Given request:
Retype each line of the material exactly, please, skipping any picture in it.

##### Stored rows #####

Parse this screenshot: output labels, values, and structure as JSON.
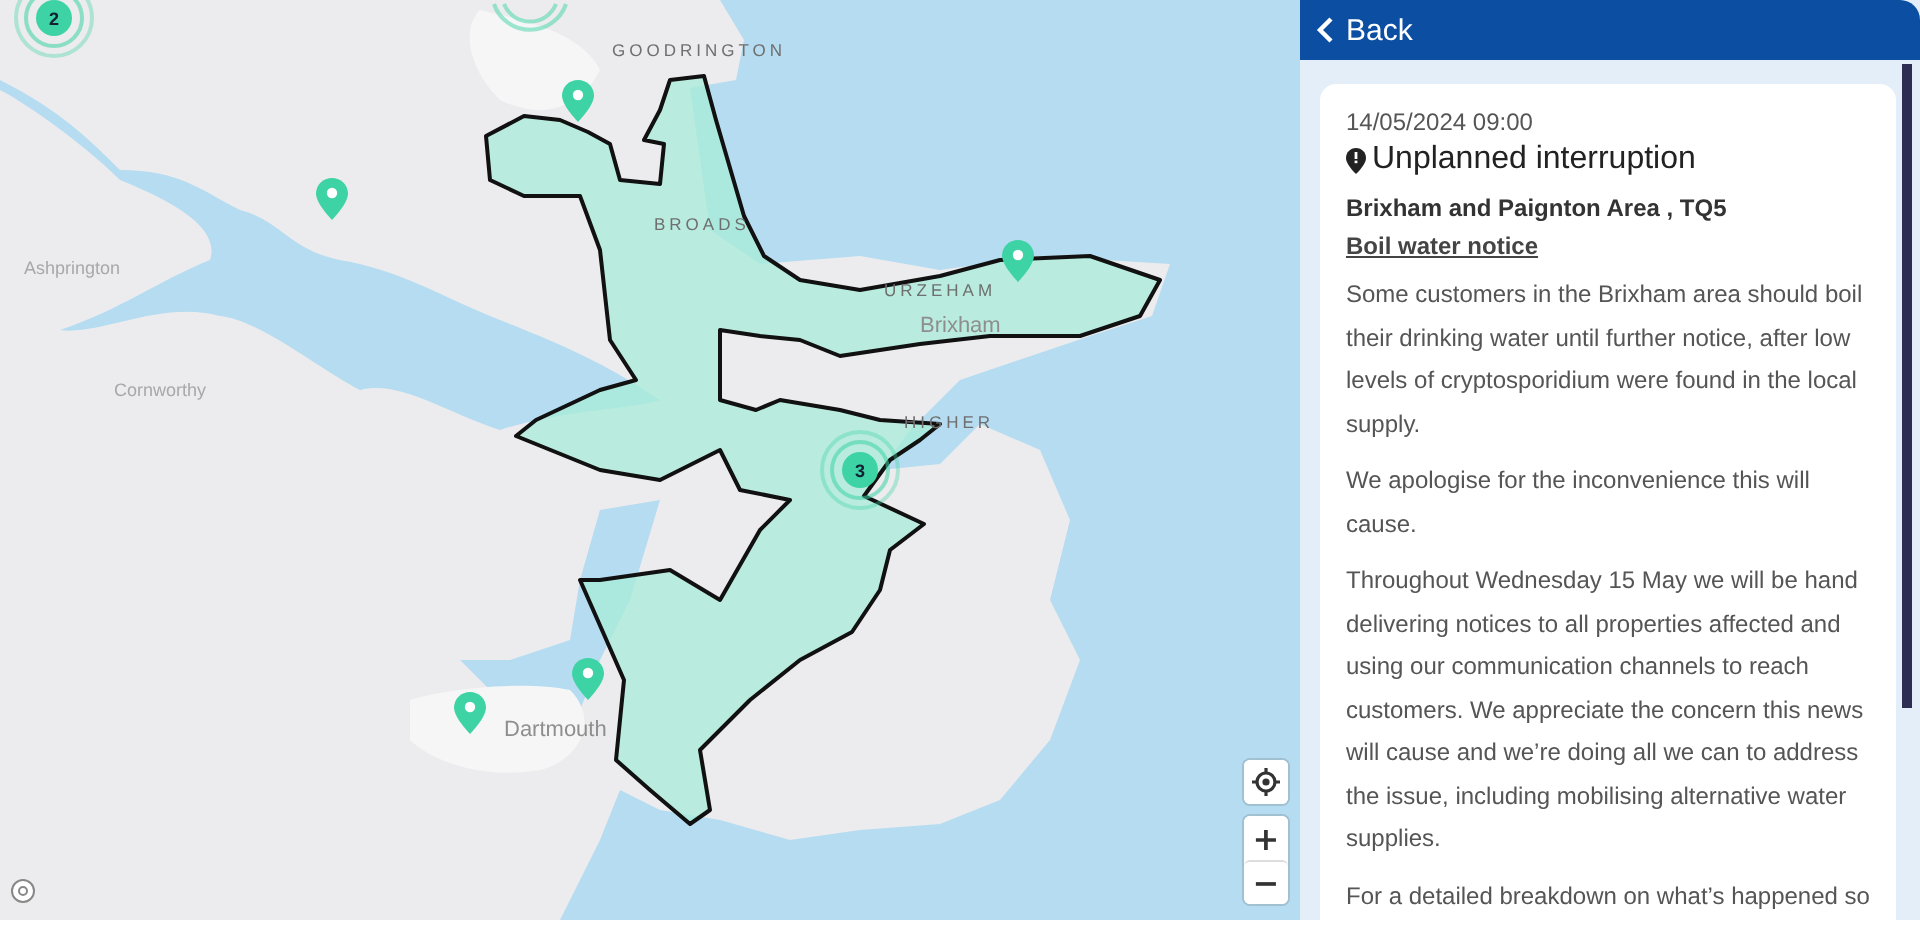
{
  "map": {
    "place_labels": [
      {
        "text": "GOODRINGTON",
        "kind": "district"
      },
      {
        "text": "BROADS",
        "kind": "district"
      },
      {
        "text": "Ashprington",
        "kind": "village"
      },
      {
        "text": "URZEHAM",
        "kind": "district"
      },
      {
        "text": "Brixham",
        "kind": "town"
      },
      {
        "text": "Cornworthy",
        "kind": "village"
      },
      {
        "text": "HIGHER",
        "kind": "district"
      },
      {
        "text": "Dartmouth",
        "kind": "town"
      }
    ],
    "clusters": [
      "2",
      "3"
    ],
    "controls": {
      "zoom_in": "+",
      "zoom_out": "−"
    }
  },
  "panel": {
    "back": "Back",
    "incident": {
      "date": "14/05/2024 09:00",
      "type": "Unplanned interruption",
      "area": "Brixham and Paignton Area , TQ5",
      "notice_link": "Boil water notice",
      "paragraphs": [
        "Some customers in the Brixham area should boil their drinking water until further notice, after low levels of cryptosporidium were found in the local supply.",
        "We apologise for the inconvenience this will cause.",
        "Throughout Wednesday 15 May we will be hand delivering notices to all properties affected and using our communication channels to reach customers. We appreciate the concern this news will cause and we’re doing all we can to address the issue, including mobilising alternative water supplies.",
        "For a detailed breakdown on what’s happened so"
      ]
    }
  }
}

#####

Written solution:
Parse this screenshot: output labels, values, and structure as JSON.
{
  "map": {
    "place_labels": [
      {
        "text": "GOODRINGTON",
        "kind": "district"
      },
      {
        "text": "BROADS",
        "kind": "district"
      },
      {
        "text": "Ashprington",
        "kind": "village"
      },
      {
        "text": "URZEHAM",
        "kind": "district"
      },
      {
        "text": "Brixham",
        "kind": "town"
      },
      {
        "text": "Cornworthy",
        "kind": "village"
      },
      {
        "text": "HIGHER",
        "kind": "district"
      },
      {
        "text": "Dartmouth",
        "kind": "town"
      }
    ],
    "clusters": [
      "2",
      "3"
    ],
    "controls": {
      "zoom_in": "+",
      "zoom_out": "−"
    }
  },
  "panel": {
    "back": "Back",
    "incident": {
      "date": "14/05/2024 09:00",
      "type": "Unplanned interruption",
      "area": "Brixham and Paignton Area , TQ5",
      "notice_link": "Boil water notice",
      "paragraphs": [
        "Some customers in the Brixham area should boil their drinking water until further notice, after low levels of cryptosporidium were found in the local supply.",
        "We apologise for the inconvenience this will cause.",
        "Throughout Wednesday 15 May we will be hand delivering notices to all properties affected and using our communication channels to reach customers. We appreciate the concern this news will cause and we’re doing all we can to address the issue, including mobilising alternative water supplies.",
        "For a detailed breakdown on what’s happened so"
      ]
    }
  }
}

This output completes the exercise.